═══ DATA

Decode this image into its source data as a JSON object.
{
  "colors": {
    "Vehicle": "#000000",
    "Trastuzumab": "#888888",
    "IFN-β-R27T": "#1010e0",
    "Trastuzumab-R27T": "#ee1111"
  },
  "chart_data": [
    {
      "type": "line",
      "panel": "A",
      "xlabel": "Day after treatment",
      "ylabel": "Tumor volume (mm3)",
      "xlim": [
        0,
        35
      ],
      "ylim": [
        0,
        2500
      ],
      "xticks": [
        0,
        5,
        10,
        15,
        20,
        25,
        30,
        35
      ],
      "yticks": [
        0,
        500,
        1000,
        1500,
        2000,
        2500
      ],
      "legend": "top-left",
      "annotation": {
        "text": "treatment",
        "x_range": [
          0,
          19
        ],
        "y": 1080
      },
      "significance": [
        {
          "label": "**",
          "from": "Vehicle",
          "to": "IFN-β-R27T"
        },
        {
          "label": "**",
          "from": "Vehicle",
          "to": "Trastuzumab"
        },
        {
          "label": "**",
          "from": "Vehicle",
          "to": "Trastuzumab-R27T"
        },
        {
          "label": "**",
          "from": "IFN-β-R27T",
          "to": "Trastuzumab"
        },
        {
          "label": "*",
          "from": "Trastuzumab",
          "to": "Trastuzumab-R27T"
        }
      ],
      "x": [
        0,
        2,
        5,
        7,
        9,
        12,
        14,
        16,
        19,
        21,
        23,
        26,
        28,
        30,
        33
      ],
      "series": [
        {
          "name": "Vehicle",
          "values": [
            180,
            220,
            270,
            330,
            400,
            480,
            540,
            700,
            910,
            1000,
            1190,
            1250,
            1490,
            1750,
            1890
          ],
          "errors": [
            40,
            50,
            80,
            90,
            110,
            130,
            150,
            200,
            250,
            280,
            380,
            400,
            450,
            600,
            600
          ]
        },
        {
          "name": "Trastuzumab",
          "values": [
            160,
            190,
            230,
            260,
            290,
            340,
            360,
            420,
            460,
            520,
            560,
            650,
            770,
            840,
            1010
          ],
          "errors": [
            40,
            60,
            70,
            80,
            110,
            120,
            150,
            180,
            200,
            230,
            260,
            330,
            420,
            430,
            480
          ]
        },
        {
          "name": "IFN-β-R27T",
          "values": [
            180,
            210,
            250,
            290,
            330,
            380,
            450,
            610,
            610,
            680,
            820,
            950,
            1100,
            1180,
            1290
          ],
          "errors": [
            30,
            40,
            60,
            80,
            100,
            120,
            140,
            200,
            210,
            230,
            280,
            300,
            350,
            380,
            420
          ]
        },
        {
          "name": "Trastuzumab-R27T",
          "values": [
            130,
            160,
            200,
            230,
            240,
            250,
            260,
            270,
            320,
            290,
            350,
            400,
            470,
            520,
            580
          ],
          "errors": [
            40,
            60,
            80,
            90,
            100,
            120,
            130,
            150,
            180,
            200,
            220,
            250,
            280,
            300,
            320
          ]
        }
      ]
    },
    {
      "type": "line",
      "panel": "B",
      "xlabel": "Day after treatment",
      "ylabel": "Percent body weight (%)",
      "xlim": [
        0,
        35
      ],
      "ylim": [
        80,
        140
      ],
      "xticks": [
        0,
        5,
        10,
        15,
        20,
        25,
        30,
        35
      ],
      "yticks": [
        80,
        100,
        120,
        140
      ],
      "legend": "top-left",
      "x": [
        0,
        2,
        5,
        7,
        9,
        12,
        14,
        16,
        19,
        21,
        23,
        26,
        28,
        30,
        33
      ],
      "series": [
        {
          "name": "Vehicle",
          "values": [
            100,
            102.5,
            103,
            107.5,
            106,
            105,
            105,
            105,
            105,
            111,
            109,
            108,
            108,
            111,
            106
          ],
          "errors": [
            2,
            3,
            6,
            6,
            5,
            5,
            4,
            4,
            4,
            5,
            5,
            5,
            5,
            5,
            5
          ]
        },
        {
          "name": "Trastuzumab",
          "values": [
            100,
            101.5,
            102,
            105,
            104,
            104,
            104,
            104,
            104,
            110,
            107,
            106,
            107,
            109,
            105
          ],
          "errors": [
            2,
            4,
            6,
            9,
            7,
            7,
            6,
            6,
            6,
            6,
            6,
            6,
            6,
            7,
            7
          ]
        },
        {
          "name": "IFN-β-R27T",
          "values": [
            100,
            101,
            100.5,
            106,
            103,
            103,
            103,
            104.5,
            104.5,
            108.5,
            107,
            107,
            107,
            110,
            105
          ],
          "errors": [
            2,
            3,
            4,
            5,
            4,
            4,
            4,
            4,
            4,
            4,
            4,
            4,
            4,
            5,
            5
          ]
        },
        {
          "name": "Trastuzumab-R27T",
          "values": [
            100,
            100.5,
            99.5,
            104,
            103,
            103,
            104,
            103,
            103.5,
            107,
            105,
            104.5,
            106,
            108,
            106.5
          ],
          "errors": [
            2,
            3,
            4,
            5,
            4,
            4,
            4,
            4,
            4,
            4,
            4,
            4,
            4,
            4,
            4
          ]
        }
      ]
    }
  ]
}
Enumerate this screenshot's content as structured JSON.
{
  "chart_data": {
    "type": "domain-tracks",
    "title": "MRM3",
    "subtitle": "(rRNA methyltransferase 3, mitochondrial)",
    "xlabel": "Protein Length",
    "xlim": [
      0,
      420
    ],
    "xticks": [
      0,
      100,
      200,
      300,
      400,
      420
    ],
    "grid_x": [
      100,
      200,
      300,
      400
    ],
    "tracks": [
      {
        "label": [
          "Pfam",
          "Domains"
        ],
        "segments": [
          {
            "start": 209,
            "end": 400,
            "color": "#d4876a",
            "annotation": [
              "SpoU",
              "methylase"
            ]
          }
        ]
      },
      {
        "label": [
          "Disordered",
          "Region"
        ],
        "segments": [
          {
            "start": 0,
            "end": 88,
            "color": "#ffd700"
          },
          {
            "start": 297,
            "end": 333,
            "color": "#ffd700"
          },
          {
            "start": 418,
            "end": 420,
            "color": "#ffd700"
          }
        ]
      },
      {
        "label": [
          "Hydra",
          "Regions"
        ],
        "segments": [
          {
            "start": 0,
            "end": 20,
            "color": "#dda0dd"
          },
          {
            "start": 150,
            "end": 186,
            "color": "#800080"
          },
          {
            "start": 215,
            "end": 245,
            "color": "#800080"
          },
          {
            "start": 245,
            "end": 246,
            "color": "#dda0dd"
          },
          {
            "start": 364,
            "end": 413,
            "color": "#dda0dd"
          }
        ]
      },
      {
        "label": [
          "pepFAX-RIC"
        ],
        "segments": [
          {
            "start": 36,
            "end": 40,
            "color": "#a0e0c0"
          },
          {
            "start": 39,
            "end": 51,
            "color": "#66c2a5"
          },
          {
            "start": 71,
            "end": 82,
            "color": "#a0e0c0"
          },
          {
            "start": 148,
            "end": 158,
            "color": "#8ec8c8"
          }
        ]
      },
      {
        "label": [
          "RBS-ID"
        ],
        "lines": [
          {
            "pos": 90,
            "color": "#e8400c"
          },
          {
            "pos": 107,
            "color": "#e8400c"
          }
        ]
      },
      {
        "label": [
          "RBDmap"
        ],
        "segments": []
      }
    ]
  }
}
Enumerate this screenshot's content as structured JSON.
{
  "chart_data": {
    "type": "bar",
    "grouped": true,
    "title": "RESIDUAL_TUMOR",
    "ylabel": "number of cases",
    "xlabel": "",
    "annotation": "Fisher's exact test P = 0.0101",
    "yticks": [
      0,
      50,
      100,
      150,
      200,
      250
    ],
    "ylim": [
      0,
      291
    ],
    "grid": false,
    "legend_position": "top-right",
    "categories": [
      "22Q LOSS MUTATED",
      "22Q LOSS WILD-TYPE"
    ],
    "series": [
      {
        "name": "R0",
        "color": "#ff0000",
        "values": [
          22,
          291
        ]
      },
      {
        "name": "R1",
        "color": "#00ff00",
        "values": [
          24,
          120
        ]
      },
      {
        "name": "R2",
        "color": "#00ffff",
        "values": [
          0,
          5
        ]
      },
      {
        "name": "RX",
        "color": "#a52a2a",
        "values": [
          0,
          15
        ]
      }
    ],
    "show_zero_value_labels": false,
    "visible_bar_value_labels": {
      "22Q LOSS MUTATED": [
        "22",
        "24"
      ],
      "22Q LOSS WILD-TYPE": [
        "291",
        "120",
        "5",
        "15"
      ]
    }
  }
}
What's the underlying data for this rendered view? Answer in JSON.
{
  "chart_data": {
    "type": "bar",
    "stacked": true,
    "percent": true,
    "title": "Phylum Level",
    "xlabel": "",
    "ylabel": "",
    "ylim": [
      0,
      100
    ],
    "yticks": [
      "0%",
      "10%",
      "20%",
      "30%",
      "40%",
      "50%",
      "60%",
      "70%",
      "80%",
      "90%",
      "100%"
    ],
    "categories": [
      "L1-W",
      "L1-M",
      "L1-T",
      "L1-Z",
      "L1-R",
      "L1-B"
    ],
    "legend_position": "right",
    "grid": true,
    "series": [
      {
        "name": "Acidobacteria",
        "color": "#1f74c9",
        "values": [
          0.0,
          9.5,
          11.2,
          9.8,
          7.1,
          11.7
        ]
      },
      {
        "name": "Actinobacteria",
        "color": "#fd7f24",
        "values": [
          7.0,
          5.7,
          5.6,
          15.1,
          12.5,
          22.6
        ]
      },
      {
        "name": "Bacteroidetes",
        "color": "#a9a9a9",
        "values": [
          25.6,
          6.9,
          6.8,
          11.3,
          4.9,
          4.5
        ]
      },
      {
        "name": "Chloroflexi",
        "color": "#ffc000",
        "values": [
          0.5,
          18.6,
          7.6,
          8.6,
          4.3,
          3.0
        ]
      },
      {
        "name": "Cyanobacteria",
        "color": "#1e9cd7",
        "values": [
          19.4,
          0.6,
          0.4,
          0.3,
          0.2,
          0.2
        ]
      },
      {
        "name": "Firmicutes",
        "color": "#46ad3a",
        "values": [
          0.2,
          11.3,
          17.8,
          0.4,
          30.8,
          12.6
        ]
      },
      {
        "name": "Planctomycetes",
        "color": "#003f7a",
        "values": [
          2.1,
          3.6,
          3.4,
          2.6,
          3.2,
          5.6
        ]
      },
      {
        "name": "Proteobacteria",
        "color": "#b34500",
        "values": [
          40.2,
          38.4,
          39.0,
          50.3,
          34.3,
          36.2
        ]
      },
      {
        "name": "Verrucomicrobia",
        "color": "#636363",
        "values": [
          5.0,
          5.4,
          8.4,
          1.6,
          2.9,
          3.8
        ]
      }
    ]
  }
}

══════

- **YOUR GOAL**
Go through the material above, and wherever a line holds the word "false", copy it.

- **WRITTEN RESPONSE**
    "grid": false,
    "show_zero_value_labels": false,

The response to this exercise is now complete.